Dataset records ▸

+-------+

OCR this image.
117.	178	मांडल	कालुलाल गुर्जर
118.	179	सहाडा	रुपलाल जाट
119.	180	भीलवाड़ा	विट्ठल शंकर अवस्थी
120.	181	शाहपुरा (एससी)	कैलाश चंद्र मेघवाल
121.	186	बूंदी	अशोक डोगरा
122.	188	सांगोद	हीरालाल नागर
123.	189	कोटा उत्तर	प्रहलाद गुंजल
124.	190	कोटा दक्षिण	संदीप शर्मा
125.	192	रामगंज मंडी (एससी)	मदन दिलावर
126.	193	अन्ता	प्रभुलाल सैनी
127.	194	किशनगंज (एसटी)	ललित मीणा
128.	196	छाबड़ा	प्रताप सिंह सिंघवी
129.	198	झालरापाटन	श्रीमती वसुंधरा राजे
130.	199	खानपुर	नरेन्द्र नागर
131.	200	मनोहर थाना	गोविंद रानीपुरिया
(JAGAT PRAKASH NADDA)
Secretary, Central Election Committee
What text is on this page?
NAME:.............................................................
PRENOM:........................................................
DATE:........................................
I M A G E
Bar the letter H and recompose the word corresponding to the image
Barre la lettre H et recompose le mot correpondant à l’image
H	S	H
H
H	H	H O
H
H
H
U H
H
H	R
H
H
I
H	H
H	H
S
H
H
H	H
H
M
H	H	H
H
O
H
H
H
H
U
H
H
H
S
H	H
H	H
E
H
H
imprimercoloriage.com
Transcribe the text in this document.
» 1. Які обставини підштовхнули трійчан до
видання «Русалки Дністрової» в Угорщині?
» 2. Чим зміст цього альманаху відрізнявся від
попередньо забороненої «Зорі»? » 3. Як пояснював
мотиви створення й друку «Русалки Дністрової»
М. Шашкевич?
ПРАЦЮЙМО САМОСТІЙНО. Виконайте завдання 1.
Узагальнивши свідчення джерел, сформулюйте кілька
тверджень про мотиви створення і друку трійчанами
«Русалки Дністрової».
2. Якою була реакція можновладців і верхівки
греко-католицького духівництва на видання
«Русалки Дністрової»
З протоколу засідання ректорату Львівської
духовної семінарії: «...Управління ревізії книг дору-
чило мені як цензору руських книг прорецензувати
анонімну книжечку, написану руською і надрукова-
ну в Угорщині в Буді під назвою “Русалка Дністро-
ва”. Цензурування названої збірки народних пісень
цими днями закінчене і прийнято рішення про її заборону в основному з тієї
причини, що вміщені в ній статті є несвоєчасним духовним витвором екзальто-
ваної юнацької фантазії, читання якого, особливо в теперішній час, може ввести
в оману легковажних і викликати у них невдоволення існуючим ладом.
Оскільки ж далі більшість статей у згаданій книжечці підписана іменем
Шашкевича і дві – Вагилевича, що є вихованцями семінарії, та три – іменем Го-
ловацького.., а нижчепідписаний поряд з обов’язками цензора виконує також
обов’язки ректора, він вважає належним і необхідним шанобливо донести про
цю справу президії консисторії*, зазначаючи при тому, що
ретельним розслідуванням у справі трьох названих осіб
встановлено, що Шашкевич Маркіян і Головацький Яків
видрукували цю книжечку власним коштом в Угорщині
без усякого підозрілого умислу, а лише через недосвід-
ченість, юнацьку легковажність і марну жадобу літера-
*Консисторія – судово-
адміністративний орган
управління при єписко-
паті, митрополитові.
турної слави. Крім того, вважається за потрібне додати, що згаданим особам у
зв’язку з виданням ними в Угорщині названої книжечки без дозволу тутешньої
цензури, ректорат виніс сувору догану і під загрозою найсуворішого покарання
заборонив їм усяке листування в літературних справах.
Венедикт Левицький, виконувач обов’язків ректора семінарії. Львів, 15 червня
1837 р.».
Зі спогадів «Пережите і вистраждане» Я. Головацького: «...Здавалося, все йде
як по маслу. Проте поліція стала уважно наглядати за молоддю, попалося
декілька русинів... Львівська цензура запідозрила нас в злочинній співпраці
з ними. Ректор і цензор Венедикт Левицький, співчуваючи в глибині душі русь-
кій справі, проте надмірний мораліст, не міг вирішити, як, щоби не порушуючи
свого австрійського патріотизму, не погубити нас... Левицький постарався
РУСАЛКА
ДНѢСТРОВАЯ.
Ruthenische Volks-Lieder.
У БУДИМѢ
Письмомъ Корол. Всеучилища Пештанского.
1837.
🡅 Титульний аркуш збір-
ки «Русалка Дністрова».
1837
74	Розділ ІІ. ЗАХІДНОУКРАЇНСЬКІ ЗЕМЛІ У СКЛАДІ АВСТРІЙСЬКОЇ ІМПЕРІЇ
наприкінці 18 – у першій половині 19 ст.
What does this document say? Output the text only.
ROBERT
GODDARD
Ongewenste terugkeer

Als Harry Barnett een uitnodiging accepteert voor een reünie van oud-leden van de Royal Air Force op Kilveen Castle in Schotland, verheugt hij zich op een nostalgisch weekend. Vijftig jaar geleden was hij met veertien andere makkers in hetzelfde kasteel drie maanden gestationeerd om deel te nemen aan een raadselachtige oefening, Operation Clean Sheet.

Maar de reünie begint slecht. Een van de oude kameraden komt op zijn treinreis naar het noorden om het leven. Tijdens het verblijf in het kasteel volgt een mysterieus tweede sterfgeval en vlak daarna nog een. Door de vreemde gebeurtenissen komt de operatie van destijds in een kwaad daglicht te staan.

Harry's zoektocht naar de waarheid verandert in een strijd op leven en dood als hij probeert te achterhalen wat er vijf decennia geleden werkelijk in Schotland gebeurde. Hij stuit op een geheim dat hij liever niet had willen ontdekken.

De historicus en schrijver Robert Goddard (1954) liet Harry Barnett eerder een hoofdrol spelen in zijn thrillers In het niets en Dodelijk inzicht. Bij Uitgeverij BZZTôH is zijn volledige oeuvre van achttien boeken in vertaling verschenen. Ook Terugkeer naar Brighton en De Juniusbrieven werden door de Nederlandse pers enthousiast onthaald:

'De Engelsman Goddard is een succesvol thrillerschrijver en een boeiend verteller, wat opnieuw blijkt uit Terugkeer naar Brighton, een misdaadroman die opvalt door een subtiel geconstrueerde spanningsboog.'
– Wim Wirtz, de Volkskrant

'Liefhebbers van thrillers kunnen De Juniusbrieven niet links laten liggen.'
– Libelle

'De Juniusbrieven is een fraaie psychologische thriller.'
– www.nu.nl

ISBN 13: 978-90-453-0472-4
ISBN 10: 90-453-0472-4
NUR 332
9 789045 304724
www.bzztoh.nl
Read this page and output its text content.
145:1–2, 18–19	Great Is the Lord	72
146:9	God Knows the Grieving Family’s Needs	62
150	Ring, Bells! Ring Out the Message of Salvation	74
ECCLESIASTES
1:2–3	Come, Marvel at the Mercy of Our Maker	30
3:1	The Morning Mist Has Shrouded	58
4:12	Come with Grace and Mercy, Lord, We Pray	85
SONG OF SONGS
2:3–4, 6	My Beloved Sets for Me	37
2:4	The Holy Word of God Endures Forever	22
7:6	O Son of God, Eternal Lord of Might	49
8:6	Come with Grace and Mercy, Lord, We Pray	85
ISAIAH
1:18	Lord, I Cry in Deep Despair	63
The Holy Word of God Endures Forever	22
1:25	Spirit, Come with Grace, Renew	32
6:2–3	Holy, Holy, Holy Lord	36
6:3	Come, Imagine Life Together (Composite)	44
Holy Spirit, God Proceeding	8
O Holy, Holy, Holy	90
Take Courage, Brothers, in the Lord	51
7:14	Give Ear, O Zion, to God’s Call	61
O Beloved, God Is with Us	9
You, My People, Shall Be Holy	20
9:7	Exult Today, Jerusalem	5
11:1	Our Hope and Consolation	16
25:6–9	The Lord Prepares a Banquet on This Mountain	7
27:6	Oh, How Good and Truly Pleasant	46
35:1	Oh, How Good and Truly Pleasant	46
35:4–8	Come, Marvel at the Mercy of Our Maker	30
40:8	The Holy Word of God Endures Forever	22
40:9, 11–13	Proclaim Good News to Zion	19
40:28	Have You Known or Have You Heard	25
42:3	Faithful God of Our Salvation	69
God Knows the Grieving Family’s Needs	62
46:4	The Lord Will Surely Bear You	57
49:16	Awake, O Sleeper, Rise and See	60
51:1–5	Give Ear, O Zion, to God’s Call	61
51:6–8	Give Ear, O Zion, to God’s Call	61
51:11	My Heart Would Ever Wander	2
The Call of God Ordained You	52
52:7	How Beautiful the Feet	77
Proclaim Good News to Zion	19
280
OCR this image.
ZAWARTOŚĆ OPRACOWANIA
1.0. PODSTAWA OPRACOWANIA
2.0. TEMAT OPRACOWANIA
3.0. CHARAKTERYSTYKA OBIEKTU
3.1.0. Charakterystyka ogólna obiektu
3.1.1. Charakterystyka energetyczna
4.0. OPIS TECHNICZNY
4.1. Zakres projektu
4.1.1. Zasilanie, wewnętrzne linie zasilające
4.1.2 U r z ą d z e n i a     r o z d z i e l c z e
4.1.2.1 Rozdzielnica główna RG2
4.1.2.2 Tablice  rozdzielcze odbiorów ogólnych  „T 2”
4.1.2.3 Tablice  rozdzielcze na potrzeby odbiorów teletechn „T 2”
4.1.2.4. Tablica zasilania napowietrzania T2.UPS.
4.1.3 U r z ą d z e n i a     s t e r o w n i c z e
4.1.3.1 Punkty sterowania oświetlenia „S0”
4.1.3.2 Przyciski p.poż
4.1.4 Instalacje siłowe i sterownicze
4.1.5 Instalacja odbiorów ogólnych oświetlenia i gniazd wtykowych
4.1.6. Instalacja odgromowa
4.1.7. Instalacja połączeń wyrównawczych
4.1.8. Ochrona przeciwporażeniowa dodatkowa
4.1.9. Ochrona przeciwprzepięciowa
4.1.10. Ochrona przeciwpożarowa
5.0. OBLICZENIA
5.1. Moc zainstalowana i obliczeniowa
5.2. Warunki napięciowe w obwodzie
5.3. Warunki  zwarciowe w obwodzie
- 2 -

+-------+

GOAL ▸ Give the number of lines above that hold the word "Венедикт", and nothing more.

SOLUTION TO THE PROBLEM ▸ 2